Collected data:
- - -

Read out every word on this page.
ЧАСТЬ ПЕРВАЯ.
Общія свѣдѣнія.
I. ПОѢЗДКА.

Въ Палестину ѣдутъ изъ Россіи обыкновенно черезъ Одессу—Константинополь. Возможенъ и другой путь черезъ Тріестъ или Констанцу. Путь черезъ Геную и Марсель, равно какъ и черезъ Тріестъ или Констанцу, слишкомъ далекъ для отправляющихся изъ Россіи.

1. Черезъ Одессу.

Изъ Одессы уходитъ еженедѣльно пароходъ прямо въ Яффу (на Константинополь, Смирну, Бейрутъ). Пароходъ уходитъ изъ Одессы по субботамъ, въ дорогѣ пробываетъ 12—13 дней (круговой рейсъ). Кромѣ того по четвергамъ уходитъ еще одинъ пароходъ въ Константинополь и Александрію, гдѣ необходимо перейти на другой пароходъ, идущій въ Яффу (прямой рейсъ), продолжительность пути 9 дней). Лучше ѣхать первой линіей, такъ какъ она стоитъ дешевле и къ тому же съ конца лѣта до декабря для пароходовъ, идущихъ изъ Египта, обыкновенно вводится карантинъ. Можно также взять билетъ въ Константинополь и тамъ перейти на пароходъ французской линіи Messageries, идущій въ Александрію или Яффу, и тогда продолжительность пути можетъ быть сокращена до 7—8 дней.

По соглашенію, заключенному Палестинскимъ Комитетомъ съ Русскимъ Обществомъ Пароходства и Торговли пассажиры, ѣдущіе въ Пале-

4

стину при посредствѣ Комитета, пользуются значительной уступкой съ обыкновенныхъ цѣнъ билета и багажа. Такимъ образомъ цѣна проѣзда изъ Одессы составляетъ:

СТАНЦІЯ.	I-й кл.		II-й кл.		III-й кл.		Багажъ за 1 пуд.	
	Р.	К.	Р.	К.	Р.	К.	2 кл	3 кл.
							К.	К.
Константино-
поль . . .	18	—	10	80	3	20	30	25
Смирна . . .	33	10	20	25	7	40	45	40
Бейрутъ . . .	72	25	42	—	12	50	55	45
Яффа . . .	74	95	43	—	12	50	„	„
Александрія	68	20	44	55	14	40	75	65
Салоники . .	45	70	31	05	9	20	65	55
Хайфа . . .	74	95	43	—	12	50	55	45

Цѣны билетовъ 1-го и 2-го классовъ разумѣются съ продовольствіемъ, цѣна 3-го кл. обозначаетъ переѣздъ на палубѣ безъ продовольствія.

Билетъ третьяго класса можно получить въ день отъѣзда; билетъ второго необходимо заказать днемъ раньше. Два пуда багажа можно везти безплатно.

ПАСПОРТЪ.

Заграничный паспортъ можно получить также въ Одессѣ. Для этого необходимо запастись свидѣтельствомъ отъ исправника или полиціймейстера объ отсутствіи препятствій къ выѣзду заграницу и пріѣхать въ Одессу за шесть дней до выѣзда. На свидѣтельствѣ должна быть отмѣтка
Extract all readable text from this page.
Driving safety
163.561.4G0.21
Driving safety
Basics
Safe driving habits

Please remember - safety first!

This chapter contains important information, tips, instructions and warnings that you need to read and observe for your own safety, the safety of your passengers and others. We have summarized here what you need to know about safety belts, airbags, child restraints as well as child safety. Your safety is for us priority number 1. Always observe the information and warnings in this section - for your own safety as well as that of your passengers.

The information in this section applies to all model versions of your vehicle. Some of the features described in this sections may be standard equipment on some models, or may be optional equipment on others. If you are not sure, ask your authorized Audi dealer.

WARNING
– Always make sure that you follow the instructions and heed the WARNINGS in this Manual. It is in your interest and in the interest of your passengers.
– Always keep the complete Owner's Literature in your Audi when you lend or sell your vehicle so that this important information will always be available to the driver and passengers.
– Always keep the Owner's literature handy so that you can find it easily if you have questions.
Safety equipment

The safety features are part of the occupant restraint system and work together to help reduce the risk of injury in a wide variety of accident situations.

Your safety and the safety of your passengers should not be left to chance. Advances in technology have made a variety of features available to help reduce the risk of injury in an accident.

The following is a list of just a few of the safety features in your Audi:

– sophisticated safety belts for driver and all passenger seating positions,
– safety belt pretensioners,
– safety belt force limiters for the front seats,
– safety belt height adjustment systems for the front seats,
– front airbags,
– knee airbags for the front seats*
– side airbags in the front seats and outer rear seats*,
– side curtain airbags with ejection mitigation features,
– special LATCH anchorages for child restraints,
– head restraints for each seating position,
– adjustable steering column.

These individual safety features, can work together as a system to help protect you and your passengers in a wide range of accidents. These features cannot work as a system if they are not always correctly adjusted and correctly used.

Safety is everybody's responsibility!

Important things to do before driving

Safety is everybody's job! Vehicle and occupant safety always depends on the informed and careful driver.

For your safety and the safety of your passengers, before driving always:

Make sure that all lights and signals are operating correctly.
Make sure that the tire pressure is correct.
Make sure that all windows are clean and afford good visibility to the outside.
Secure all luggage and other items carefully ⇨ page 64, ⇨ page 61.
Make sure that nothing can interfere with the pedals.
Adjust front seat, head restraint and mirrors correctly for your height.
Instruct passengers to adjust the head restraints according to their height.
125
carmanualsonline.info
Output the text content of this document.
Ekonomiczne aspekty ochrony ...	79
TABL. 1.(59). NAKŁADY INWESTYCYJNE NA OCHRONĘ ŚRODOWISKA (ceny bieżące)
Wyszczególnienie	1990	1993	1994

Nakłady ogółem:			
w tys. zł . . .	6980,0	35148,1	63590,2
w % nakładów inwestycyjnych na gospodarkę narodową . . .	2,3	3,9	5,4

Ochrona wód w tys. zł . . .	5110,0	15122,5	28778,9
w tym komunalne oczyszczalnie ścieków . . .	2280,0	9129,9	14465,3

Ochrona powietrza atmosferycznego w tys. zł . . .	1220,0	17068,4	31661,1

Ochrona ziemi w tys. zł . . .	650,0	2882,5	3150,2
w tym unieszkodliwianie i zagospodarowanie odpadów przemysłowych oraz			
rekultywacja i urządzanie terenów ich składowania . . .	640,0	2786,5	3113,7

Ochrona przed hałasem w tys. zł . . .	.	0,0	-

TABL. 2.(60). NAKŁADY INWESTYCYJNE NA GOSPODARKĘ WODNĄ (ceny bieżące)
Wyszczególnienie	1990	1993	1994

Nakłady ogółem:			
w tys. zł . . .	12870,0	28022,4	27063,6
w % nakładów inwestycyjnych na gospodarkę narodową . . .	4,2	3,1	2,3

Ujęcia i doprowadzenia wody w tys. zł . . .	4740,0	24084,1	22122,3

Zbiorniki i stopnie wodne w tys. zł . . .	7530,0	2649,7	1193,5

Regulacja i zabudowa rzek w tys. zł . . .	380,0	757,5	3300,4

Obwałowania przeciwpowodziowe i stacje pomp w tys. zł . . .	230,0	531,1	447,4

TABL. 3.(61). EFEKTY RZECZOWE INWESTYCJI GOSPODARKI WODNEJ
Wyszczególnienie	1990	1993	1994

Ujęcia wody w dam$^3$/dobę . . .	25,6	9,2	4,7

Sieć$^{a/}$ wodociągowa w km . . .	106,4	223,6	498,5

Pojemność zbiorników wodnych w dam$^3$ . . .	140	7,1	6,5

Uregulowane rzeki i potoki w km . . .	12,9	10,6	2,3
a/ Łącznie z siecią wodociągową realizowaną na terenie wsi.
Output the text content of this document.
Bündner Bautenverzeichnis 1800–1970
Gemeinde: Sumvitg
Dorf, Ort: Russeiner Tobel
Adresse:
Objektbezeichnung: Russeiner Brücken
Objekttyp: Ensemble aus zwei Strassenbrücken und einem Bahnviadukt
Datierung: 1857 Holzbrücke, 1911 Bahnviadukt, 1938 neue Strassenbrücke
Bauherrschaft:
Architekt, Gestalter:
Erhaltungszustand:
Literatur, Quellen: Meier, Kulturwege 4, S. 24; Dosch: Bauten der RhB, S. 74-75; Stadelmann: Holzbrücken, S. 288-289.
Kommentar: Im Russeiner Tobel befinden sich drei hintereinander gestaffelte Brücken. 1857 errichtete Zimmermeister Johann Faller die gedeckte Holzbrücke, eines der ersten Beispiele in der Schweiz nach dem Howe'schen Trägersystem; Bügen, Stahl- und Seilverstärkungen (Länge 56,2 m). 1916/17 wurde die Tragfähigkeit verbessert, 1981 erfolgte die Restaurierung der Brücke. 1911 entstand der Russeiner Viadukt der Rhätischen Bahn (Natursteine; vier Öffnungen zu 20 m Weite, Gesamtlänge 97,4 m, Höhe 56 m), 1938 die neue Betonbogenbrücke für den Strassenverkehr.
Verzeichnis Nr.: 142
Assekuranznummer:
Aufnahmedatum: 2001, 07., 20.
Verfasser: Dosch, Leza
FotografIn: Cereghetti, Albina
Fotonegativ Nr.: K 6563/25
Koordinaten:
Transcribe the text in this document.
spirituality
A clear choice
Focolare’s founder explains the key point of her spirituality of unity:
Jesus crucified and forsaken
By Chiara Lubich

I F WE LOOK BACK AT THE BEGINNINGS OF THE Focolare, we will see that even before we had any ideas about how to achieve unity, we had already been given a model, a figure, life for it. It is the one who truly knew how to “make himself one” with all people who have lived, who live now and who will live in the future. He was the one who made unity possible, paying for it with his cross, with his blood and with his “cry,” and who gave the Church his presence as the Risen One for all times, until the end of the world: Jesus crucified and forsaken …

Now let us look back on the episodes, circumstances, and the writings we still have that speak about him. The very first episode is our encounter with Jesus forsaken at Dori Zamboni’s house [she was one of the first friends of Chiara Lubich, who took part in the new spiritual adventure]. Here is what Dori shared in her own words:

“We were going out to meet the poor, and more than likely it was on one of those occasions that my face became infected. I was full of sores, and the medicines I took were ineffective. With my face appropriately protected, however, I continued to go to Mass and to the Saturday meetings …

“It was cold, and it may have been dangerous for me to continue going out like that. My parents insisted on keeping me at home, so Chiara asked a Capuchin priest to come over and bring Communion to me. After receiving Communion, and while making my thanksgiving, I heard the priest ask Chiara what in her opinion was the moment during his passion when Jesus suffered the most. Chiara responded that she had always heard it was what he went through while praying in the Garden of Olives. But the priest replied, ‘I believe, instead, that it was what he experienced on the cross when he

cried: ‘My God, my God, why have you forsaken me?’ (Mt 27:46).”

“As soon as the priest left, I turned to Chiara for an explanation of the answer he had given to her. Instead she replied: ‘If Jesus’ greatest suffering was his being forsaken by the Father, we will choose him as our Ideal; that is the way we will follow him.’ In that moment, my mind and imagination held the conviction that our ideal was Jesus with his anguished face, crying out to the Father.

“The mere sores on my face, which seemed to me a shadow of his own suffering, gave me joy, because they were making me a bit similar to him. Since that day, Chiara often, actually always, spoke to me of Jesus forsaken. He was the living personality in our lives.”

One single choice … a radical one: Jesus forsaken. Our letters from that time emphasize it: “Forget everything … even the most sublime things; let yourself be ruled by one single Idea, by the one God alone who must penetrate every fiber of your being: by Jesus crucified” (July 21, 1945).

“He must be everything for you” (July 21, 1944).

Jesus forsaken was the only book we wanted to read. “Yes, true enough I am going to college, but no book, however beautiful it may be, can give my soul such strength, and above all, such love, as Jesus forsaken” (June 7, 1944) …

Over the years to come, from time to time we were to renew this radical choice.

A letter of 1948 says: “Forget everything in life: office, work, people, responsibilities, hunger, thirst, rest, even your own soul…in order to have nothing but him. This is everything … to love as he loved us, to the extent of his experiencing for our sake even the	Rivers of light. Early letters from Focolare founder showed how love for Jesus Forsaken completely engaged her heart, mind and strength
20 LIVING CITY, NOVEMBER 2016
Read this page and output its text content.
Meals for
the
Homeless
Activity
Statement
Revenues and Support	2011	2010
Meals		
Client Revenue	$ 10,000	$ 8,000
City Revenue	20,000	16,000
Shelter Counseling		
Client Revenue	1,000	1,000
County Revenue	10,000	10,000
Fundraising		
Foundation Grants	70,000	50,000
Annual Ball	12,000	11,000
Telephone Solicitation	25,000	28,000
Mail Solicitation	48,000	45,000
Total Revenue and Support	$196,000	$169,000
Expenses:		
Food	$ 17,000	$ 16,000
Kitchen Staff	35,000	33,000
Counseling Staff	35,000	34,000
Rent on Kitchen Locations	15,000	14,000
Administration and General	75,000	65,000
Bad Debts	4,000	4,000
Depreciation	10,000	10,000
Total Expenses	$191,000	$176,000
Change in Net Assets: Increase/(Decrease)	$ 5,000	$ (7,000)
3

- - -

• **TASK INSTRUCTIONS**: Copy every line of the listing where the word "people" appears.

• **EXPECTED ANSWER**:
I F WE LOOK BACK AT THE BEGINNINGS OF THE Focolare, we will see that even before we had any ideas about how to achieve unity, we had already been given a model, a figure, life for it. It is the one who truly knew how to “make himself one” with all people who have lived, who live now and who will live in the future. He was the one who made unity possible, paying for it with his cross, with his blood and with his “cry,” and who gave the Church his presence as the Risen One for all times, until the end of the world: Jesus crucified and forsaken …
A letter of 1948 says: “Forget everything in life: office, work, people, responsibilities, hunger, thirst, rest, even your own soul…in order to have nothing but him. This is everything … to love as he loved us, to the extent of his experiencing for our sake even the	Rivers of light. Early letters from Focolare founder showed how love for Jesus Forsaken completely engaged her heart, mind and strength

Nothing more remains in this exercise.